▶ [THE EXERCISE]: Make an exact copy of the records, with the images left out.

▶ [DATASET EXCERPTS]:
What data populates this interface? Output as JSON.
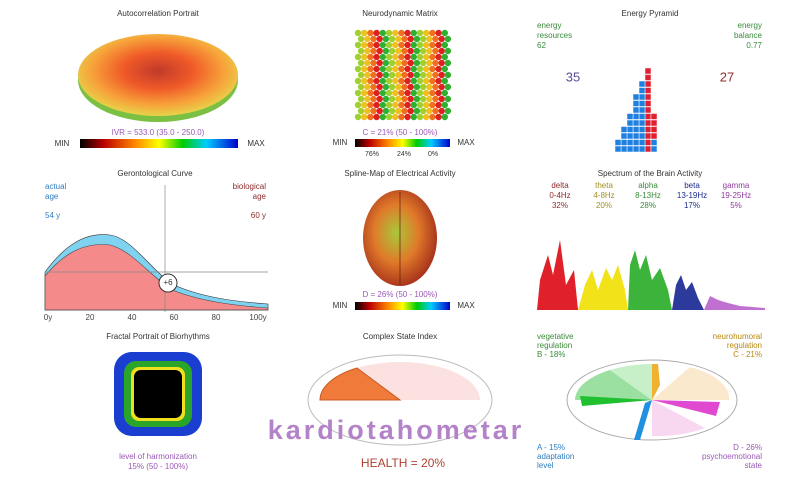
{
  "autocorrelation": {
    "title": "Autocorrelation Portrait",
    "caption": "IVR = 533.0 (35.0 - 250.0)",
    "min": "MIN",
    "max": "MAX"
  },
  "neurodynamic": {
    "title": "Neurodynamic Matrix",
    "caption": "C = 21% (50 - 100%)",
    "min": "MIN",
    "max": "MAX",
    "scale_labels": [
      "76%",
      "24%",
      "0%"
    ]
  },
  "energy": {
    "title": "Energy Pyramid",
    "left_label": [
      "energy",
      "resources"
    ],
    "left_value": "62",
    "right_label": [
      "energy",
      "balance"
    ],
    "right_value": "0.77",
    "left_count": "35",
    "right_count": "27"
  },
  "gerontological": {
    "title": "Gerontological Curve",
    "actual_label": [
      "actual",
      "age"
    ],
    "actual_value": "54 y",
    "biological_label": [
      "biological",
      "age"
    ],
    "biological_value": "60 y",
    "difference": "+6",
    "x_labels": [
      "0y",
      "20",
      "40",
      "60",
      "80",
      "100y"
    ]
  },
  "spline": {
    "title": "Spline-Map of Electrical Activity",
    "caption": "D = 26% (50 - 100%)",
    "min": "MIN",
    "max": "MAX"
  },
  "spectrum": {
    "title": "Spectrum of the Brain Activity",
    "bands": [
      {
        "name": "delta",
        "range": "0-4Hz",
        "share": "32%"
      },
      {
        "name": "theta",
        "range": "4-8Hz",
        "share": "20%"
      },
      {
        "name": "alpha",
        "range": "8-13Hz",
        "share": "28%"
      },
      {
        "name": "beta",
        "range": "13-19Hz",
        "share": "17%"
      },
      {
        "name": "gamma",
        "range": "19-25Hz",
        "share": "5%"
      }
    ]
  },
  "fractal": {
    "title": "Fractal Portrait of Biorhythms",
    "caption": [
      "level of harmonization",
      "15% (50 - 100%)"
    ]
  },
  "complex": {
    "title": "Complex State Index",
    "caption": "HEALTH = 20%"
  },
  "regulation": {
    "b_label": [
      "vegetative",
      "regulation",
      "B - 18%"
    ],
    "c_label": [
      "neurohumoral",
      "regulation",
      "C - 21%"
    ],
    "a_label": [
      "A - 15%",
      "adaptation",
      "level"
    ],
    "d_label": [
      "D - 26%",
      "psychoemotional",
      "state"
    ]
  },
  "watermark": "kardiotahometar"
}
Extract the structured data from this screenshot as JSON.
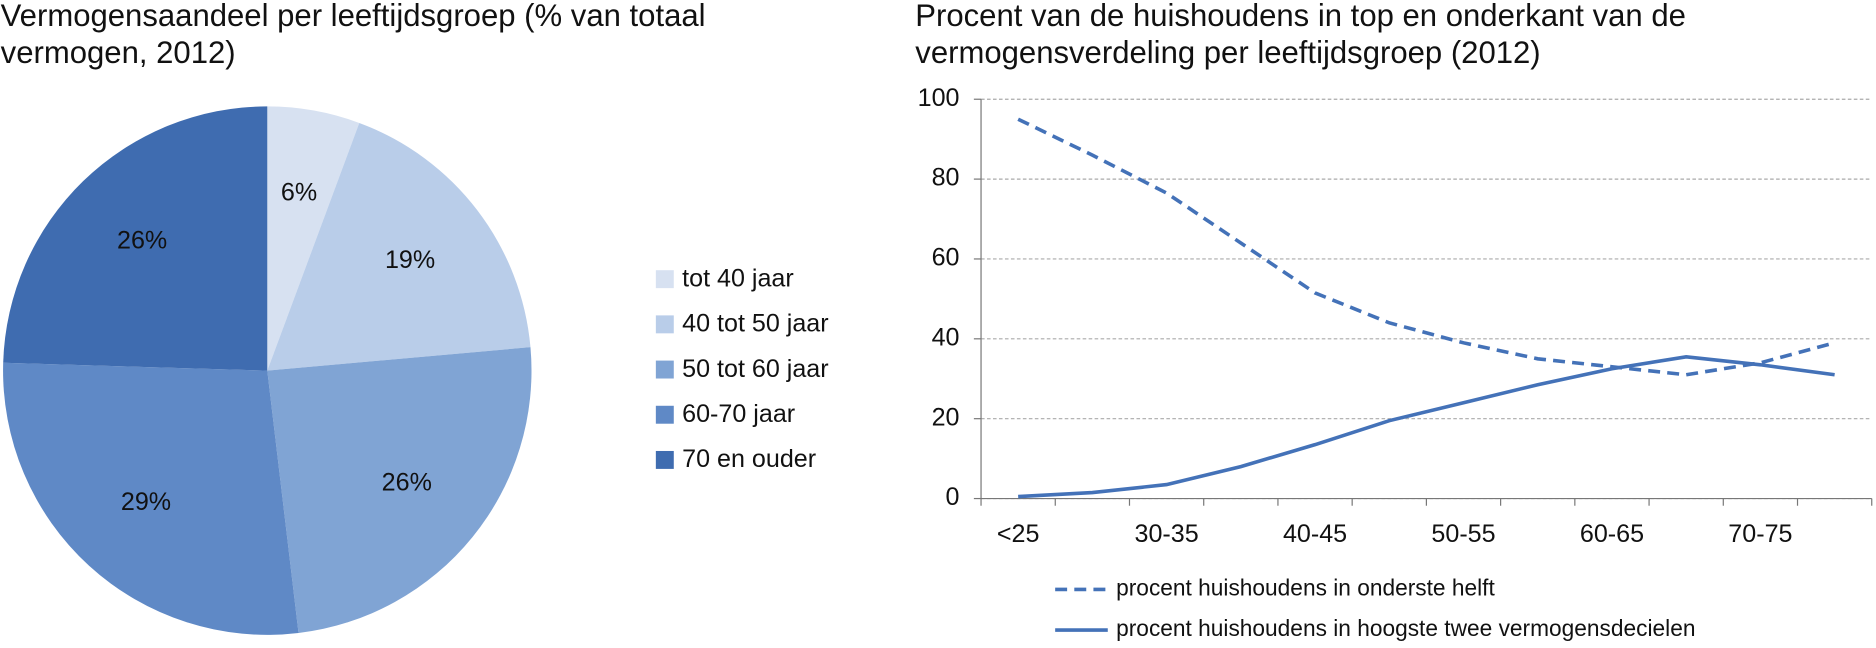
{
  "chart_data": [
    {
      "type": "pie",
      "title": "Vermogensaandeel per leeftijdsgroep (% van totaal vermogen, 2012)",
      "title_lines": [
        "Vermogensaandeel per leeftijdsgroep (% van totaal",
        "vermogen, 2012)"
      ],
      "categories": [
        "tot 40 jaar",
        "40 tot 50 jaar",
        "50 tot 60 jaar",
        "60-70 jaar",
        "70 en ouder"
      ],
      "values": [
        6,
        19,
        26,
        29,
        26
      ],
      "value_labels": [
        "6%",
        "19%",
        "26%",
        "29%",
        "26%"
      ],
      "colors": [
        "#d7e1f1",
        "#b9cde9",
        "#80a4d4",
        "#5f89c6",
        "#3f6cb0"
      ]
    },
    {
      "type": "line",
      "title": "Procent van de huishoudens in top en onderkant van de vermogensverdeling per leeftijdsgroep (2012)",
      "title_lines": [
        "Procent van de huishoudens in top en onderkant van de",
        "vermogensverdeling per leeftijdsgroep (2012)"
      ],
      "categories": [
        "<25",
        null,
        "30-35",
        null,
        "40-45",
        null,
        "50-55",
        null,
        "60-65",
        null,
        "70-75",
        null
      ],
      "series": [
        {
          "name": "procent huishoudens in onderste helft",
          "color": "#4472b8",
          "dashed": true,
          "values": [
            95,
            86,
            76.5,
            64,
            51.5,
            44,
            39,
            35,
            33,
            31,
            34,
            39
          ]
        },
        {
          "name": "procent huishoudens in hoogste twee vermogensdecielen",
          "color": "#4472b8",
          "dashed": false,
          "values": [
            0.5,
            1.5,
            3.5,
            8,
            13.5,
            19.5,
            24,
            28.5,
            32.5,
            35.5,
            33.5,
            31
          ]
        }
      ],
      "ylim": [
        0,
        100
      ],
      "yticks": [
        0,
        20,
        40,
        60,
        80,
        100
      ],
      "grid": true
    }
  ]
}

▶ [THE OUTPUT]:
What data populates this interface? Output as JSON.
{
  "autocorrelation": {
    "title": "Autocorrelation Portrait",
    "caption": "IVR = 533.0 (35.0 - 250.0)",
    "min": "MIN",
    "max": "MAX"
  },
  "neurodynamic": {
    "title": "Neurodynamic Matrix",
    "caption": "C = 21% (50 - 100%)",
    "min": "MIN",
    "max": "MAX",
    "scale_labels": [
      "76%",
      "24%",
      "0%"
    ]
  },
  "energy": {
    "title": "Energy Pyramid",
    "left_label": [
      "energy",
      "resources"
    ],
    "left_value": "62",
    "right_label": [
      "energy",
      "balance"
    ],
    "right_value": "0.77",
    "left_count": "35",
    "right_count": "27"
  },
  "gerontological": {
    "title": "Gerontological Curve",
    "actual_label": [
      "actual",
      "age"
    ],
    "actual_value": "54 y",
    "biological_label": [
      "biological",
      "age"
    ],
    "biological_value": "60 y",
    "difference": "+6",
    "x_labels": [
      "0y",
      "20",
      "40",
      "60",
      "80",
      "100y"
    ]
  },
  "spline": {
    "title": "Spline-Map of Electrical Activity",
    "caption": "D = 26% (50 - 100%)",
    "min": "MIN",
    "max": "MAX"
  },
  "spectrum": {
    "title": "Spectrum of the Brain Activity",
    "bands": [
      {
        "name": "delta",
        "range": "0-4Hz",
        "share": "32%"
      },
      {
        "name": "theta",
        "range": "4-8Hz",
        "share": "20%"
      },
      {
        "name": "alpha",
        "range": "8-13Hz",
        "share": "28%"
      },
      {
        "name": "beta",
        "range": "13-19Hz",
        "share": "17%"
      },
      {
        "name": "gamma",
        "range": "19-25Hz",
        "share": "5%"
      }
    ]
  },
  "fractal": {
    "title": "Fractal Portrait of Biorhythms",
    "caption": [
      "level of harmonization",
      "15% (50 - 100%)"
    ]
  },
  "complex": {
    "title": "Complex State Index",
    "caption": "HEALTH = 20%"
  },
  "regulation": {
    "b_label": [
      "vegetative",
      "regulation",
      "B - 18%"
    ],
    "c_label": [
      "neurohumoral",
      "regulation",
      "C - 21%"
    ],
    "a_label": [
      "A - 15%",
      "adaptation",
      "level"
    ],
    "d_label": [
      "D - 26%",
      "psychoemotional",
      "state"
    ]
  },
  "watermark": "kardiotahometar"
}
Extract the structured data from this screenshot as JSON.
{
  "chart_data": [
    {
      "type": "pie",
      "title": "Vermogensaandeel per leeftijdsgroep (% van totaal vermogen, 2012)",
      "title_lines": [
        "Vermogensaandeel per leeftijdsgroep (% van totaal",
        "vermogen, 2012)"
      ],
      "categories": [
        "tot 40 jaar",
        "40 tot 50 jaar",
        "50 tot 60 jaar",
        "60-70 jaar",
        "70 en ouder"
      ],
      "values": [
        6,
        19,
        26,
        29,
        26
      ],
      "value_labels": [
        "6%",
        "19%",
        "26%",
        "29%",
        "26%"
      ],
      "colors": [
        "#d7e1f1",
        "#b9cde9",
        "#80a4d4",
        "#5f89c6",
        "#3f6cb0"
      ]
    },
    {
      "type": "line",
      "title": "Procent van de huishoudens in top en onderkant van de vermogensverdeling per leeftijdsgroep (2012)",
      "title_lines": [
        "Procent van de huishoudens in top en onderkant van de",
        "vermogensverdeling per leeftijdsgroep (2012)"
      ],
      "categories": [
        "<25",
        null,
        "30-35",
        null,
        "40-45",
        null,
        "50-55",
        null,
        "60-65",
        null,
        "70-75",
        null
      ],
      "series": [
        {
          "name": "procent huishoudens in onderste helft",
          "color": "#4472b8",
          "dashed": true,
          "values": [
            95,
            86,
            76.5,
            64,
            51.5,
            44,
            39,
            35,
            33,
            31,
            34,
            39
          ]
        },
        {
          "name": "procent huishoudens in hoogste twee vermogensdecielen",
          "color": "#4472b8",
          "dashed": false,
          "values": [
            0.5,
            1.5,
            3.5,
            8,
            13.5,
            19.5,
            24,
            28.5,
            32.5,
            35.5,
            33.5,
            31
          ]
        }
      ],
      "ylim": [
        0,
        100
      ],
      "yticks": [
        0,
        20,
        40,
        60,
        80,
        100
      ],
      "grid": true
    }
  ]
}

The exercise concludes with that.